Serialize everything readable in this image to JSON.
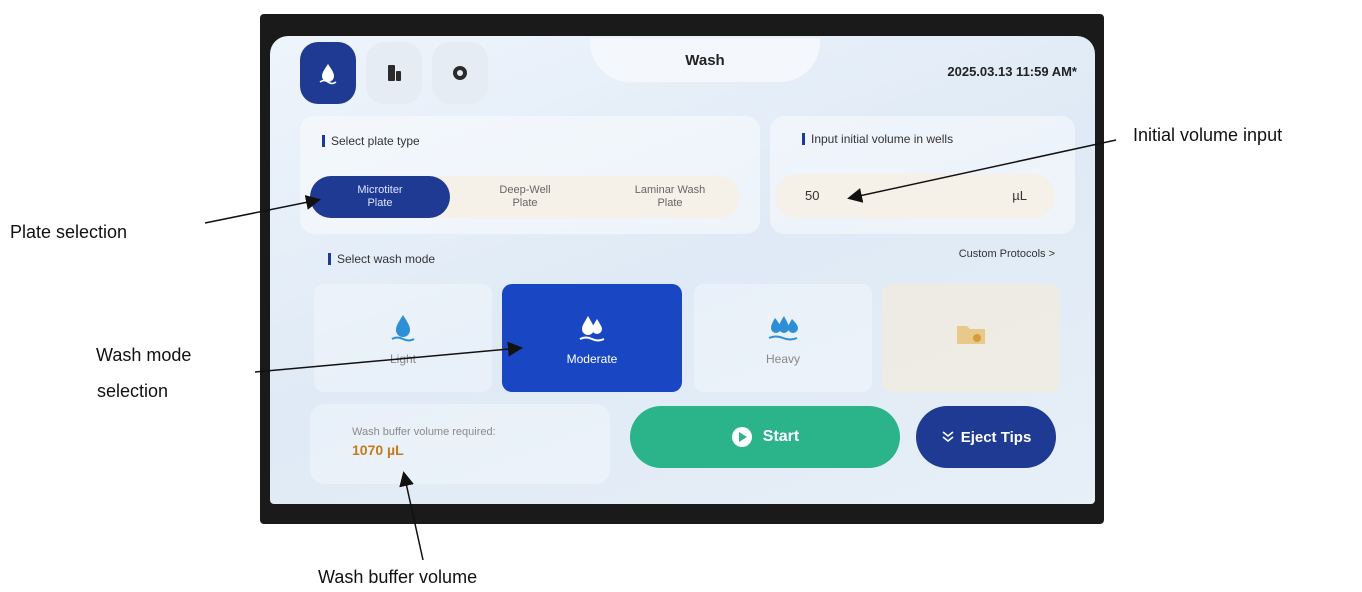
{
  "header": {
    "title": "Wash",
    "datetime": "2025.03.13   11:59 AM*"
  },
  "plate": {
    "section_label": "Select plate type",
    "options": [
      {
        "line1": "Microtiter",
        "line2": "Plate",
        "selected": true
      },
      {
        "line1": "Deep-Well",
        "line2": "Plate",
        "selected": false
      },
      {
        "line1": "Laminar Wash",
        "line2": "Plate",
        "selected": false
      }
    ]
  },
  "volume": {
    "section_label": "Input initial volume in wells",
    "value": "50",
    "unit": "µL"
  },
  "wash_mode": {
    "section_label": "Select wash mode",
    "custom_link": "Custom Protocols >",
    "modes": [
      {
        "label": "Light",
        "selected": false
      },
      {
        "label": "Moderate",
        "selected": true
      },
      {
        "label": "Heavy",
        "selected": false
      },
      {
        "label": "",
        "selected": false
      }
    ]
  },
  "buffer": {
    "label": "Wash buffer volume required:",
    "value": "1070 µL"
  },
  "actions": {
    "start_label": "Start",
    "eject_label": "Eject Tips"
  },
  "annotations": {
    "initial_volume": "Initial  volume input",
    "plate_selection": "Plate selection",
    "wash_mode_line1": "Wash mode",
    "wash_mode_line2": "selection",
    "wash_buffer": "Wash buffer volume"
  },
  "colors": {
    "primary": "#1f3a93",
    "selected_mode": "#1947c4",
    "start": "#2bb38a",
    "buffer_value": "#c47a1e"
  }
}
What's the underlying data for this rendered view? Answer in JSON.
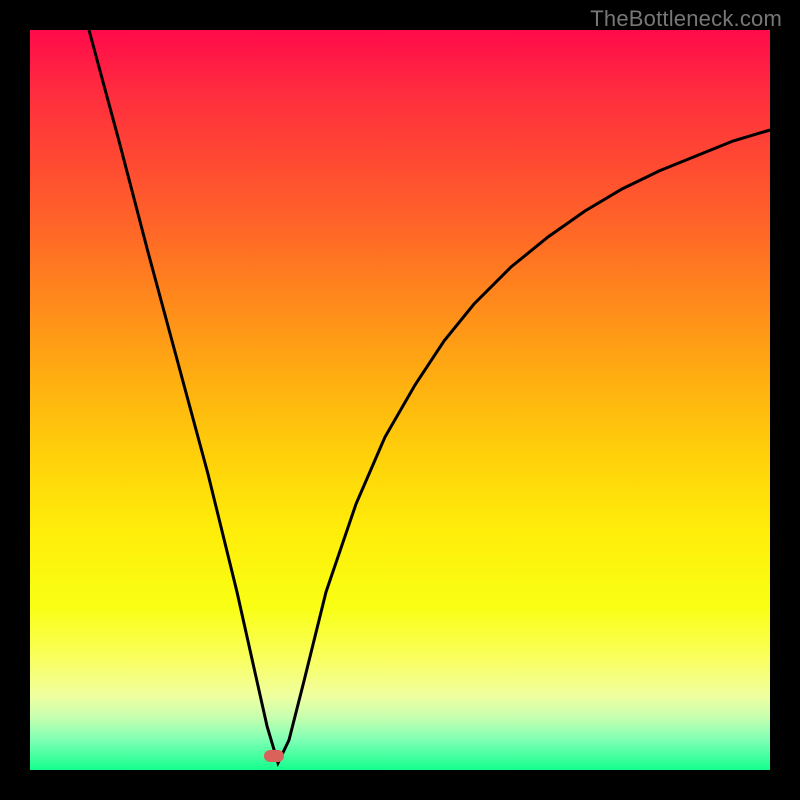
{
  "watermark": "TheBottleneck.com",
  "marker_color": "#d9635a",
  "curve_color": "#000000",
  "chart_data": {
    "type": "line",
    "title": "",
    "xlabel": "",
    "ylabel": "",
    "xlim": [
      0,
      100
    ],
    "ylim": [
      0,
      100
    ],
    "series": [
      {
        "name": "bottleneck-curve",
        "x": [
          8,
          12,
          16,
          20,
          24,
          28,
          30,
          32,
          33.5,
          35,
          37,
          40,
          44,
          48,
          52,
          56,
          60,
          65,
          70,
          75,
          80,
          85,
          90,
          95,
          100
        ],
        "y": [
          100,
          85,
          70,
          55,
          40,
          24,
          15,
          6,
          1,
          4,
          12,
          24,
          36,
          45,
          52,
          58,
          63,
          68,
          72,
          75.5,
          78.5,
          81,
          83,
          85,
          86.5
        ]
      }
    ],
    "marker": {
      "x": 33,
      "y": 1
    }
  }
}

What you are asked to do -
Retype exactly the lines from the one containing "What's the underlying" through the last line of the records above, both included, and leave out any pictures.

Written answer -
What's the underlying data for this rendered view? Answer in JSON.
{
  "watermark": "TheBottleneck.com",
  "marker_color": "#d9635a",
  "curve_color": "#000000",
  "chart_data": {
    "type": "line",
    "title": "",
    "xlabel": "",
    "ylabel": "",
    "xlim": [
      0,
      100
    ],
    "ylim": [
      0,
      100
    ],
    "series": [
      {
        "name": "bottleneck-curve",
        "x": [
          8,
          12,
          16,
          20,
          24,
          28,
          30,
          32,
          33.5,
          35,
          37,
          40,
          44,
          48,
          52,
          56,
          60,
          65,
          70,
          75,
          80,
          85,
          90,
          95,
          100
        ],
        "y": [
          100,
          85,
          70,
          55,
          40,
          24,
          15,
          6,
          1,
          4,
          12,
          24,
          36,
          45,
          52,
          58,
          63,
          68,
          72,
          75.5,
          78.5,
          81,
          83,
          85,
          86.5
        ]
      }
    ],
    "marker": {
      "x": 33,
      "y": 1
    }
  }
}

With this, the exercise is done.